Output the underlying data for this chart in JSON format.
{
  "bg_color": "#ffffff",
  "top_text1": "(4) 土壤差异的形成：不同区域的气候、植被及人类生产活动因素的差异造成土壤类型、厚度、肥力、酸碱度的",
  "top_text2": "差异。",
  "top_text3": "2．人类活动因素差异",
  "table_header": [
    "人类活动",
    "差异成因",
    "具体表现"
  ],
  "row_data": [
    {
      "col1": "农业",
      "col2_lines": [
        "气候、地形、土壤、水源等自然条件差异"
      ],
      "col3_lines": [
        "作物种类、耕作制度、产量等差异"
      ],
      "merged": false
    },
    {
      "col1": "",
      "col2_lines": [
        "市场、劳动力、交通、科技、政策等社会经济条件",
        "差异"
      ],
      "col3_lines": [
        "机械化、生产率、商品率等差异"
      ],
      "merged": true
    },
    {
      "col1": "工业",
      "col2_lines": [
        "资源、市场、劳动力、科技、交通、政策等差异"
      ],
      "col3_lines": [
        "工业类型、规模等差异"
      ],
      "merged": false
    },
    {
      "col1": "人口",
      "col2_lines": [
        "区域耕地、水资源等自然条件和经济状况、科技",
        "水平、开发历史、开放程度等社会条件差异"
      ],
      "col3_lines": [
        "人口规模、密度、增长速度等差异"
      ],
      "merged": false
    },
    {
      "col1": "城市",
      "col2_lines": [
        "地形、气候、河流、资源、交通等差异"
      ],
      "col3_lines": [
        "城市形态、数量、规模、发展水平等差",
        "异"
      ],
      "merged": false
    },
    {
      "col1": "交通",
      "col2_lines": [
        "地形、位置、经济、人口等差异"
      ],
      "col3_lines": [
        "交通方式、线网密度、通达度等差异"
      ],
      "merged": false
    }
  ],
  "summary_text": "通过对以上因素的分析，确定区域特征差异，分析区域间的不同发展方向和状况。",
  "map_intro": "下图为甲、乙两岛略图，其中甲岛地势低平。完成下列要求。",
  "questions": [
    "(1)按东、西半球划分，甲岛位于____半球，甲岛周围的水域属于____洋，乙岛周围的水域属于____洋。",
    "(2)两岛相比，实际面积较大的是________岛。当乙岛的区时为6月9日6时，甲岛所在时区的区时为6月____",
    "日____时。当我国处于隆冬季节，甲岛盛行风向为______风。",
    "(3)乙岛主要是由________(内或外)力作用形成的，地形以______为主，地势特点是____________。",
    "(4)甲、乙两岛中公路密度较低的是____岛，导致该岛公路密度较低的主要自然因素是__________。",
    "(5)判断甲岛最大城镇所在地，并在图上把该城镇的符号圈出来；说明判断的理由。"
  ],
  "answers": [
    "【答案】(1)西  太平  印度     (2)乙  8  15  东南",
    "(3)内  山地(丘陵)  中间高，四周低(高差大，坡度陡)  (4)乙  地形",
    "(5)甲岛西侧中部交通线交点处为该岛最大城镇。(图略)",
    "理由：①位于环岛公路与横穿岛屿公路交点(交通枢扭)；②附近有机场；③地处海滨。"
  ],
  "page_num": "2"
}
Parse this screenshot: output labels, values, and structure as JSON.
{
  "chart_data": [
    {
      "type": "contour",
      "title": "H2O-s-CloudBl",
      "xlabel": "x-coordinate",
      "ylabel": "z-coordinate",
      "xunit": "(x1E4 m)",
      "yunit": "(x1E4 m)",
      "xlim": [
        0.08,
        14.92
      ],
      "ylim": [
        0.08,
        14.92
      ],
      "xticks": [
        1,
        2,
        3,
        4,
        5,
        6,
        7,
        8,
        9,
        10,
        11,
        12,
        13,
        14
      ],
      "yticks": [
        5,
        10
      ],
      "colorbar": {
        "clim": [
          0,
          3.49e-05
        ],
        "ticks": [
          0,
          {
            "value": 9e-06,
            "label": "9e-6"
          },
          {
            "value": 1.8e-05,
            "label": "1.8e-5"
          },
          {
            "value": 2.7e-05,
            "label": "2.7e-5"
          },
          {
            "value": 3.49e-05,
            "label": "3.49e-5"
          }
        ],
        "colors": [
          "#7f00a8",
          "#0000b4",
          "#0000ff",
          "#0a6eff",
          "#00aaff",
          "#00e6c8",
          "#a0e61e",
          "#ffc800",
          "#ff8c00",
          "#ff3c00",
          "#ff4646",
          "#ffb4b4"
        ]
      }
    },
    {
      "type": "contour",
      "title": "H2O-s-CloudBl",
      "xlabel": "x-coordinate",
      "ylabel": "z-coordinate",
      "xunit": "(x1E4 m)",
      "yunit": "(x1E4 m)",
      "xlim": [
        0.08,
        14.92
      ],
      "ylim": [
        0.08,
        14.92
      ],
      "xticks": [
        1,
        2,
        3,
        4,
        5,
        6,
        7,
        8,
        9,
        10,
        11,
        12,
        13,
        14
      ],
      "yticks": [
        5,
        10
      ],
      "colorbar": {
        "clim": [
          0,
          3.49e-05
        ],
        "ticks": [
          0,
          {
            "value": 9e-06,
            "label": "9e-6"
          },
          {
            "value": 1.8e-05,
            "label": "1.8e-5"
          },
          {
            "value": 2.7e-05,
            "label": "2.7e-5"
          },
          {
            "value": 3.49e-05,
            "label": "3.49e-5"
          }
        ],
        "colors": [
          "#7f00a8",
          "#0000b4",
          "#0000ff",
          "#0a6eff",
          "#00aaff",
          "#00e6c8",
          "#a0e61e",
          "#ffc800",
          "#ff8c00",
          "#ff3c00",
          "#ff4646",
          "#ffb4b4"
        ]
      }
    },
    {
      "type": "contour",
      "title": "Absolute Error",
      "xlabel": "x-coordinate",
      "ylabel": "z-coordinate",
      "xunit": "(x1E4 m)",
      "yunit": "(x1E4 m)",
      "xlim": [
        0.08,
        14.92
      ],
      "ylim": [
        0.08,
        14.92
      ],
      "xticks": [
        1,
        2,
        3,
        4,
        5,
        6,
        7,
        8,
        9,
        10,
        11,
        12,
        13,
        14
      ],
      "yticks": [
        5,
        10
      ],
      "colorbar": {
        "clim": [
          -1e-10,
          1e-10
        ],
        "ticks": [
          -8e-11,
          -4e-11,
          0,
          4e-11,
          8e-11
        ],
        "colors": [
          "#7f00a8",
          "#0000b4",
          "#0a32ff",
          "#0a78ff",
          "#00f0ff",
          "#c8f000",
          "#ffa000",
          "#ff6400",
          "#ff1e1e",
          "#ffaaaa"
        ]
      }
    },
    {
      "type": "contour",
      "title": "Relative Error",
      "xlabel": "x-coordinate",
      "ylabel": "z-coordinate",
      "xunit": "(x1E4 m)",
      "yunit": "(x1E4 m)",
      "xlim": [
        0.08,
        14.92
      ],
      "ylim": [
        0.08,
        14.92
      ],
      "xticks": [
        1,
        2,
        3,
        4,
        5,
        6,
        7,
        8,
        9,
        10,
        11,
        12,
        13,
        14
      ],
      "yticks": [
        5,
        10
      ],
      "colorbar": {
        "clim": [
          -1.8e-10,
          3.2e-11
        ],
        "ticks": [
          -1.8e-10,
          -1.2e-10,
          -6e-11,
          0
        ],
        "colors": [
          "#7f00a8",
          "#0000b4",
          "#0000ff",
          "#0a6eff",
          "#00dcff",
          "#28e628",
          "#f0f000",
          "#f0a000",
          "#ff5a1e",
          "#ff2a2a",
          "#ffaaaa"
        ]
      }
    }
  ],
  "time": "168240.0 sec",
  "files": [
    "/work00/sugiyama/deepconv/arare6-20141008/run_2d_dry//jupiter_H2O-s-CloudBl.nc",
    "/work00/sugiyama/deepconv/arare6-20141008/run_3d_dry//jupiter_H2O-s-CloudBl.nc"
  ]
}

| PROBLEM REQUIREMENTS |
Retype every record above exactly as it appears.

| OUTPUT OF THE TASK |
Output the underlying data for this chart in JSON format.
{
  "bg_color": "#ffffff",
  "top_text1": "(4) 土壤差异的形成：不同区域的气候、植被及人类生产活动因素的差异造成土壤类型、厚度、肥力、酸碱度的",
  "top_text2": "差异。",
  "top_text3": "2．人类活动因素差异",
  "table_header": [
    "人类活动",
    "差异成因",
    "具体表现"
  ],
  "row_data": [
    {
      "col1": "农业",
      "col2_lines": [
        "气候、地形、土壤、水源等自然条件差异"
      ],
      "col3_lines": [
        "作物种类、耕作制度、产量等差异"
      ],
      "merged": false
    },
    {
      "col1": "",
      "col2_lines": [
        "市场、劳动力、交通、科技、政策等社会经济条件",
        "差异"
      ],
      "col3_lines": [
        "机械化、生产率、商品率等差异"
      ],
      "merged": true
    },
    {
      "col1": "工业",
      "col2_lines": [
        "资源、市场、劳动力、科技、交通、政策等差异"
      ],
      "col3_lines": [
        "工业类型、规模等差异"
      ],
      "merged": false
    },
    {
      "col1": "人口",
      "col2_lines": [
        "区域耕地、水资源等自然条件和经济状况、科技",
        "水平、开发历史、开放程度等社会条件差异"
      ],
      "col3_lines": [
        "人口规模、密度、增长速度等差异"
      ],
      "merged": false
    },
    {
      "col1": "城市",
      "col2_lines": [
        "地形、气候、河流、资源、交通等差异"
      ],
      "col3_lines": [
        "城市形态、数量、规模、发展水平等差",
        "异"
      ],
      "merged": false
    },
    {
      "col1": "交通",
      "col2_lines": [
        "地形、位置、经济、人口等差异"
      ],
      "col3_lines": [
        "交通方式、线网密度、通达度等差异"
      ],
      "merged": false
    }
  ],
  "summary_text": "通过对以上因素的分析，确定区域特征差异，分析区域间的不同发展方向和状况。",
  "map_intro": "下图为甲、乙两岛略图，其中甲岛地势低平。完成下列要求。",
  "questions": [
    "(1)按东、西半球划分，甲岛位于____半球，甲岛周围的水域属于____洋，乙岛周围的水域属于____洋。",
    "(2)两岛相比，实际面积较大的是________岛。当乙岛的区时为6月9日6时，甲岛所在时区的区时为6月____",
    "日____时。当我国处于隆冬季节，甲岛盛行风向为______风。",
    "(3)乙岛主要是由________(内或外)力作用形成的，地形以______为主，地势特点是____________。",
    "(4)甲、乙两岛中公路密度较低的是____岛，导致该岛公路密度较低的主要自然因素是__________。",
    "(5)判断甲岛最大城镇所在地，并在图上把该城镇的符号圈出来；说明判断的理由。"
  ],
  "answers": [
    "【答案】(1)西  太平  印度     (2)乙  8  15  东南",
    "(3)内  山地(丘陵)  中间高，四周低(高差大，坡度陡)  (4)乙  地形",
    "(5)甲岛西侧中部交通线交点处为该岛最大城镇。(图略)",
    "理由：①位于环岛公路与横穿岛屿公路交点(交通枢扭)；②附近有机场；③地处海滨。"
  ],
  "page_num": "2"
}
Parse this screenshot: output labels, values, and structure as JSON.
{
  "chart_data": [
    {
      "type": "contour",
      "title": "H2O-s-CloudBl",
      "xlabel": "x-coordinate",
      "ylabel": "z-coordinate",
      "xunit": "(x1E4 m)",
      "yunit": "(x1E4 m)",
      "xlim": [
        0.08,
        14.92
      ],
      "ylim": [
        0.08,
        14.92
      ],
      "xticks": [
        1,
        2,
        3,
        4,
        5,
        6,
        7,
        8,
        9,
        10,
        11,
        12,
        13,
        14
      ],
      "yticks": [
        5,
        10
      ],
      "colorbar": {
        "clim": [
          0,
          3.49e-05
        ],
        "ticks": [
          0,
          {
            "value": 9e-06,
            "label": "9e-6"
          },
          {
            "value": 1.8e-05,
            "label": "1.8e-5"
          },
          {
            "value": 2.7e-05,
            "label": "2.7e-5"
          },
          {
            "value": 3.49e-05,
            "label": "3.49e-5"
          }
        ],
        "colors": [
          "#7f00a8",
          "#0000b4",
          "#0000ff",
          "#0a6eff",
          "#00aaff",
          "#00e6c8",
          "#a0e61e",
          "#ffc800",
          "#ff8c00",
          "#ff3c00",
          "#ff4646",
          "#ffb4b4"
        ]
      }
    },
    {
      "type": "contour",
      "title": "H2O-s-CloudBl",
      "xlabel": "x-coordinate",
      "ylabel": "z-coordinate",
      "xunit": "(x1E4 m)",
      "yunit": "(x1E4 m)",
      "xlim": [
        0.08,
        14.92
      ],
      "ylim": [
        0.08,
        14.92
      ],
      "xticks": [
        1,
        2,
        3,
        4,
        5,
        6,
        7,
        8,
        9,
        10,
        11,
        12,
        13,
        14
      ],
      "yticks": [
        5,
        10
      ],
      "colorbar": {
        "clim": [
          0,
          3.49e-05
        ],
        "ticks": [
          0,
          {
            "value": 9e-06,
            "label": "9e-6"
          },
          {
            "value": 1.8e-05,
            "label": "1.8e-5"
          },
          {
            "value": 2.7e-05,
            "label": "2.7e-5"
          },
          {
            "value": 3.49e-05,
            "label": "3.49e-5"
          }
        ],
        "colors": [
          "#7f00a8",
          "#0000b4",
          "#0000ff",
          "#0a6eff",
          "#00aaff",
          "#00e6c8",
          "#a0e61e",
          "#ffc800",
          "#ff8c00",
          "#ff3c00",
          "#ff4646",
          "#ffb4b4"
        ]
      }
    },
    {
      "type": "contour",
      "title": "Absolute Error",
      "xlabel": "x-coordinate",
      "ylabel": "z-coordinate",
      "xunit": "(x1E4 m)",
      "yunit": "(x1E4 m)",
      "xlim": [
        0.08,
        14.92
      ],
      "ylim": [
        0.08,
        14.92
      ],
      "xticks": [
        1,
        2,
        3,
        4,
        5,
        6,
        7,
        8,
        9,
        10,
        11,
        12,
        13,
        14
      ],
      "yticks": [
        5,
        10
      ],
      "colorbar": {
        "clim": [
          -1e-10,
          1e-10
        ],
        "ticks": [
          -8e-11,
          -4e-11,
          0,
          4e-11,
          8e-11
        ],
        "colors": [
          "#7f00a8",
          "#0000b4",
          "#0a32ff",
          "#0a78ff",
          "#00f0ff",
          "#c8f000",
          "#ffa000",
          "#ff6400",
          "#ff1e1e",
          "#ffaaaa"
        ]
      }
    },
    {
      "type": "contour",
      "title": "Relative Error",
      "xlabel": "x-coordinate",
      "ylabel": "z-coordinate",
      "xunit": "(x1E4 m)",
      "yunit": "(x1E4 m)",
      "xlim": [
        0.08,
        14.92
      ],
      "ylim": [
        0.08,
        14.92
      ],
      "xticks": [
        1,
        2,
        3,
        4,
        5,
        6,
        7,
        8,
        9,
        10,
        11,
        12,
        13,
        14
      ],
      "yticks": [
        5,
        10
      ],
      "colorbar": {
        "clim": [
          -1.8e-10,
          3.2e-11
        ],
        "ticks": [
          -1.8e-10,
          -1.2e-10,
          -6e-11,
          0
        ],
        "colors": [
          "#7f00a8",
          "#0000b4",
          "#0000ff",
          "#0a6eff",
          "#00dcff",
          "#28e628",
          "#f0f000",
          "#f0a000",
          "#ff5a1e",
          "#ff2a2a",
          "#ffaaaa"
        ]
      }
    }
  ],
  "time": "168240.0 sec",
  "files": [
    "/work00/sugiyama/deepconv/arare6-20141008/run_2d_dry//jupiter_H2O-s-CloudBl.nc",
    "/work00/sugiyama/deepconv/arare6-20141008/run_3d_dry//jupiter_H2O-s-CloudBl.nc"
  ]
}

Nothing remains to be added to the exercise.